● **Available records**
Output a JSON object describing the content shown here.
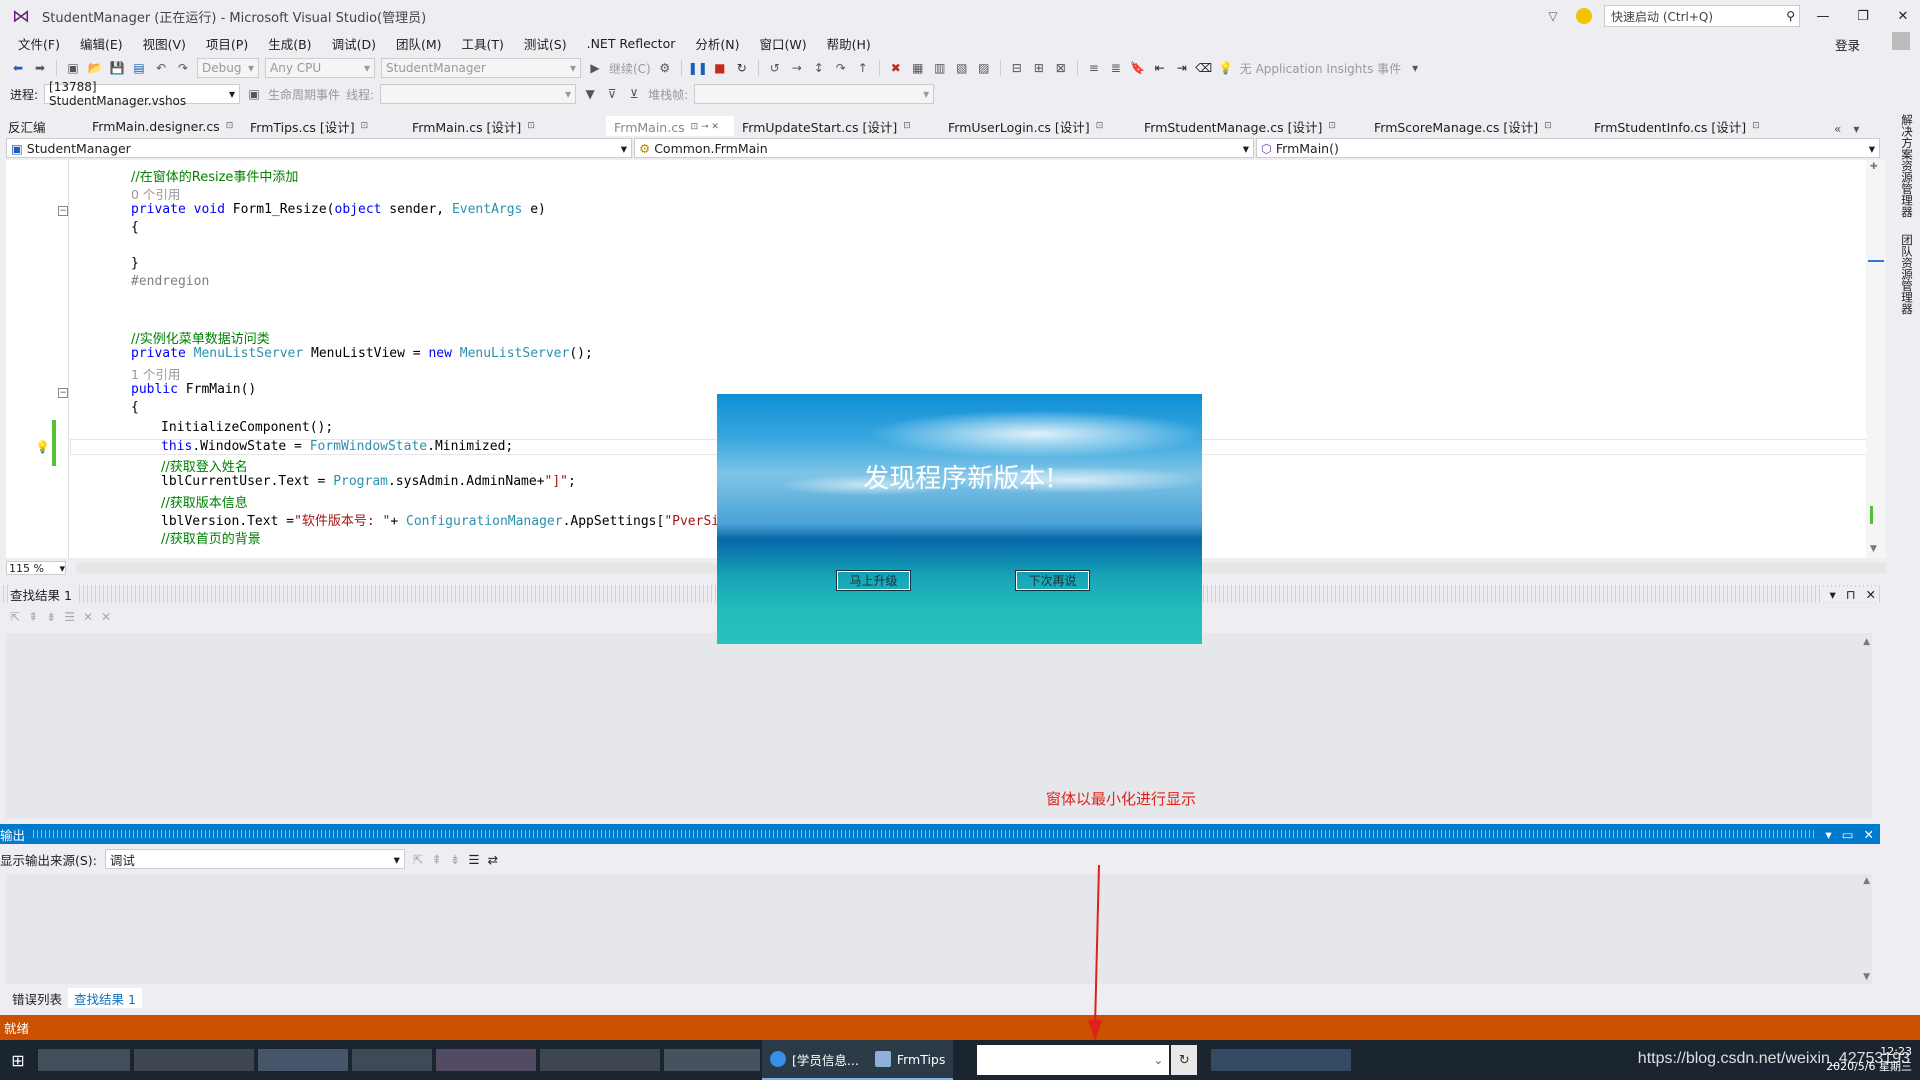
{
  "window": {
    "title": "StudentManager (正在运行) - Microsoft Visual Studio(管理员)",
    "quick_launch_placeholder": "快速启动 (Ctrl+Q)",
    "login": "登录"
  },
  "menu": [
    "文件(F)",
    "编辑(E)",
    "视图(V)",
    "项目(P)",
    "生成(B)",
    "调试(D)",
    "团队(M)",
    "工具(T)",
    "测试(S)",
    ".NET Reflector",
    "分析(N)",
    "窗口(W)",
    "帮助(H)"
  ],
  "toolbar1": {
    "config": "Debug",
    "platform": "Any CPU",
    "startup_project": "StudentManager",
    "continue": "继续(C)",
    "app_insights": "无 Application Insights 事件"
  },
  "toolbar2": {
    "process_label": "进程:",
    "process": "[13788] StudentManager.vshos",
    "lifecycle": "生命周期事件",
    "thread_label": "线程:",
    "stack_label": "堆栈帧:"
  },
  "tabs": [
    {
      "label": "反汇编",
      "pin": ""
    },
    {
      "label": "FrmMain.designer.cs",
      "pin": "⊡"
    },
    {
      "label": "FrmTips.cs [设计]",
      "pin": "⊡"
    },
    {
      "label": "FrmMain.cs [设计]",
      "pin": "⊡"
    },
    {
      "label": "FrmMain.cs",
      "pin": "⊡ ⊸ ✕"
    },
    {
      "label": "FrmUpdateStart.cs [设计]",
      "pin": "⊡"
    },
    {
      "label": "FrmUserLogin.cs [设计]",
      "pin": "⊡"
    },
    {
      "label": "FrmStudentManage.cs [设计]",
      "pin": "⊡"
    },
    {
      "label": "FrmScoreManage.cs [设计]",
      "pin": "⊡"
    },
    {
      "label": "FrmStudentInfo.cs [设计]",
      "pin": "⊡"
    }
  ],
  "navbar": {
    "project": "StudentManager",
    "class": "Common.FrmMain",
    "member": "FrmMain()"
  },
  "code": {
    "l1": "//在窗体的Resize事件中添加",
    "l2_ref": "0 个引用",
    "l3_a": "private",
    "l3_b": "void",
    "l3_c": " Form1_Resize(",
    "l3_d": "object",
    "l3_e": " sender, ",
    "l3_f": "EventArgs",
    "l3_g": " e)",
    "l4": "{",
    "l5": "}",
    "l6": "#endregion",
    "l7": "//实例化菜单数据访问类",
    "l8_a": "private",
    "l8_b": "MenuListServer",
    "l8_c": " MenuListView = ",
    "l8_d": "new",
    "l8_e": "MenuListServer",
    "l8_f": "();",
    "l9_ref": "1 个引用",
    "l10_a": "public",
    "l10_b": " FrmMain()",
    "l11": "{",
    "l12": "InitializeComponent();",
    "l13_a": "this",
    "l13_b": ".WindowState = ",
    "l13_c": "FormWindowState",
    "l13_d": ".Minimized;",
    "l14": "//获取登入姓名",
    "l15_a": "lblCurrentUser.Text = ",
    "l15_b": "Program",
    "l15_c": ".sysAdmin.AdminName+",
    "l15_d": "\"]\"",
    "l15_e": ";",
    "l16": "//获取版本信息",
    "l17_a": "lblVersion.Text =",
    "l17_b": "\"软件版本号: \"",
    "l17_c": "+ ",
    "l17_d": "ConfigurationManager",
    "l17_e": ".AppSettings[",
    "l17_f": "\"PverSion",
    "l18": "//获取首页的背景"
  },
  "zoom": "115 %",
  "find_panel": {
    "title": "查找结果 1"
  },
  "output_panel": {
    "title": "输出",
    "source_label": "显示输出来源(S):",
    "source_value": "调试"
  },
  "bottom_tabs": [
    "错误列表",
    "查找结果 1"
  ],
  "status": "就绪",
  "right_sidebar": [
    "解决方案资源管理器",
    "团队资源管理器"
  ],
  "popup": {
    "headline": "发现程序新版本!",
    "upgrade_button": "马上升级",
    "later_button": "下次再说"
  },
  "annotation": "窗体以最小化进行显示",
  "taskbar": {
    "app1": "[学员信息...",
    "app2": "FrmTips",
    "clock_time": "12:23",
    "clock_date": "2020/5/6 星期三",
    "watermark": "https://blog.csdn.net/weixin_42753193"
  },
  "colors": {
    "accent": "#007acc",
    "status_bar": "#ca5100",
    "annotation": "#e0201b"
  }
}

● **What the exercise asks**
Copy every line of the material in which the word "title" occurs.

● **Response**
    "title": "StudentManager (正在运行) - Microsoft Visual Studio(管理员)",
    "title": "查找结果 1"
    "title": "输出",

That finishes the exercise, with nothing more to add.